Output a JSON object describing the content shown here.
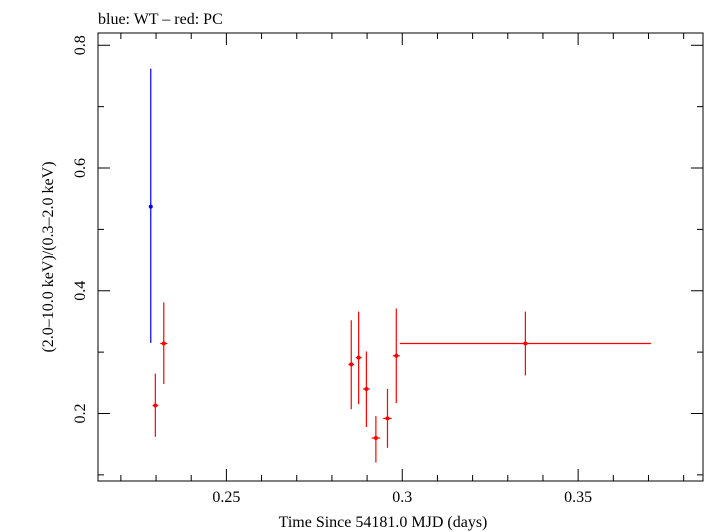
{
  "chart_data": {
    "type": "scatter",
    "title": "blue: WT – red: PC",
    "xlabel": "Time Since 54181.0 MJD (days)",
    "ylabel": "(2.0–10.0 keV)/(0.3–2.0 keV)",
    "xlim": [
      0.2135,
      0.3855
    ],
    "ylim": [
      0.09,
      0.82
    ],
    "x_ticks": [
      0.25,
      0.3,
      0.35
    ],
    "y_ticks": [
      0.2,
      0.4,
      0.6,
      0.8
    ],
    "grid": false,
    "series": [
      {
        "name": "WT",
        "color": "#0000ff",
        "points": [
          {
            "x": 0.2285,
            "xerr": 0.0003,
            "y": 0.537,
            "ylo": 0.315,
            "yhi": 0.762
          }
        ]
      },
      {
        "name": "PC",
        "color": "#ff0000",
        "points": [
          {
            "x": 0.2298,
            "xerr": 0.0008,
            "y": 0.213,
            "ylo": 0.162,
            "yhi": 0.265
          },
          {
            "x": 0.2322,
            "xerr": 0.001,
            "y": 0.314,
            "ylo": 0.248,
            "yhi": 0.381
          },
          {
            "x": 0.2855,
            "xerr": 0.0008,
            "y": 0.28,
            "ylo": 0.207,
            "yhi": 0.352
          },
          {
            "x": 0.2876,
            "xerr": 0.0008,
            "y": 0.291,
            "ylo": 0.215,
            "yhi": 0.366
          },
          {
            "x": 0.2898,
            "xerr": 0.001,
            "y": 0.24,
            "ylo": 0.178,
            "yhi": 0.301
          },
          {
            "x": 0.2925,
            "xerr": 0.0012,
            "y": 0.16,
            "ylo": 0.12,
            "yhi": 0.196
          },
          {
            "x": 0.2958,
            "xerr": 0.0012,
            "y": 0.192,
            "ylo": 0.144,
            "yhi": 0.24
          },
          {
            "x": 0.2983,
            "xerr": 0.001,
            "y": 0.294,
            "ylo": 0.217,
            "yhi": 0.371
          },
          {
            "x": 0.335,
            "xerr": 0.0357,
            "y": 0.314,
            "ylo": 0.262,
            "yhi": 0.366
          }
        ]
      }
    ]
  }
}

__________

* _JOB_
Copy out all the data without changing anything, and drop the pictures.

* _FINAL RESULT_
Output a JSON object describing the content shown here.
{
  "chart_data": {
    "type": "scatter",
    "title": "blue: WT – red: PC",
    "xlabel": "Time Since 54181.0 MJD (days)",
    "ylabel": "(2.0–10.0 keV)/(0.3–2.0 keV)",
    "xlim": [
      0.2135,
      0.3855
    ],
    "ylim": [
      0.09,
      0.82
    ],
    "x_ticks": [
      0.25,
      0.3,
      0.35
    ],
    "y_ticks": [
      0.2,
      0.4,
      0.6,
      0.8
    ],
    "grid": false,
    "series": [
      {
        "name": "WT",
        "color": "#0000ff",
        "points": [
          {
            "x": 0.2285,
            "xerr": 0.0003,
            "y": 0.537,
            "ylo": 0.315,
            "yhi": 0.762
          }
        ]
      },
      {
        "name": "PC",
        "color": "#ff0000",
        "points": [
          {
            "x": 0.2298,
            "xerr": 0.0008,
            "y": 0.213,
            "ylo": 0.162,
            "yhi": 0.265
          },
          {
            "x": 0.2322,
            "xerr": 0.001,
            "y": 0.314,
            "ylo": 0.248,
            "yhi": 0.381
          },
          {
            "x": 0.2855,
            "xerr": 0.0008,
            "y": 0.28,
            "ylo": 0.207,
            "yhi": 0.352
          },
          {
            "x": 0.2876,
            "xerr": 0.0008,
            "y": 0.291,
            "ylo": 0.215,
            "yhi": 0.366
          },
          {
            "x": 0.2898,
            "xerr": 0.001,
            "y": 0.24,
            "ylo": 0.178,
            "yhi": 0.301
          },
          {
            "x": 0.2925,
            "xerr": 0.0012,
            "y": 0.16,
            "ylo": 0.12,
            "yhi": 0.196
          },
          {
            "x": 0.2958,
            "xerr": 0.0012,
            "y": 0.192,
            "ylo": 0.144,
            "yhi": 0.24
          },
          {
            "x": 0.2983,
            "xerr": 0.001,
            "y": 0.294,
            "ylo": 0.217,
            "yhi": 0.371
          },
          {
            "x": 0.335,
            "xerr": 0.0357,
            "y": 0.314,
            "ylo": 0.262,
            "yhi": 0.366
          }
        ]
      }
    ]
  }
}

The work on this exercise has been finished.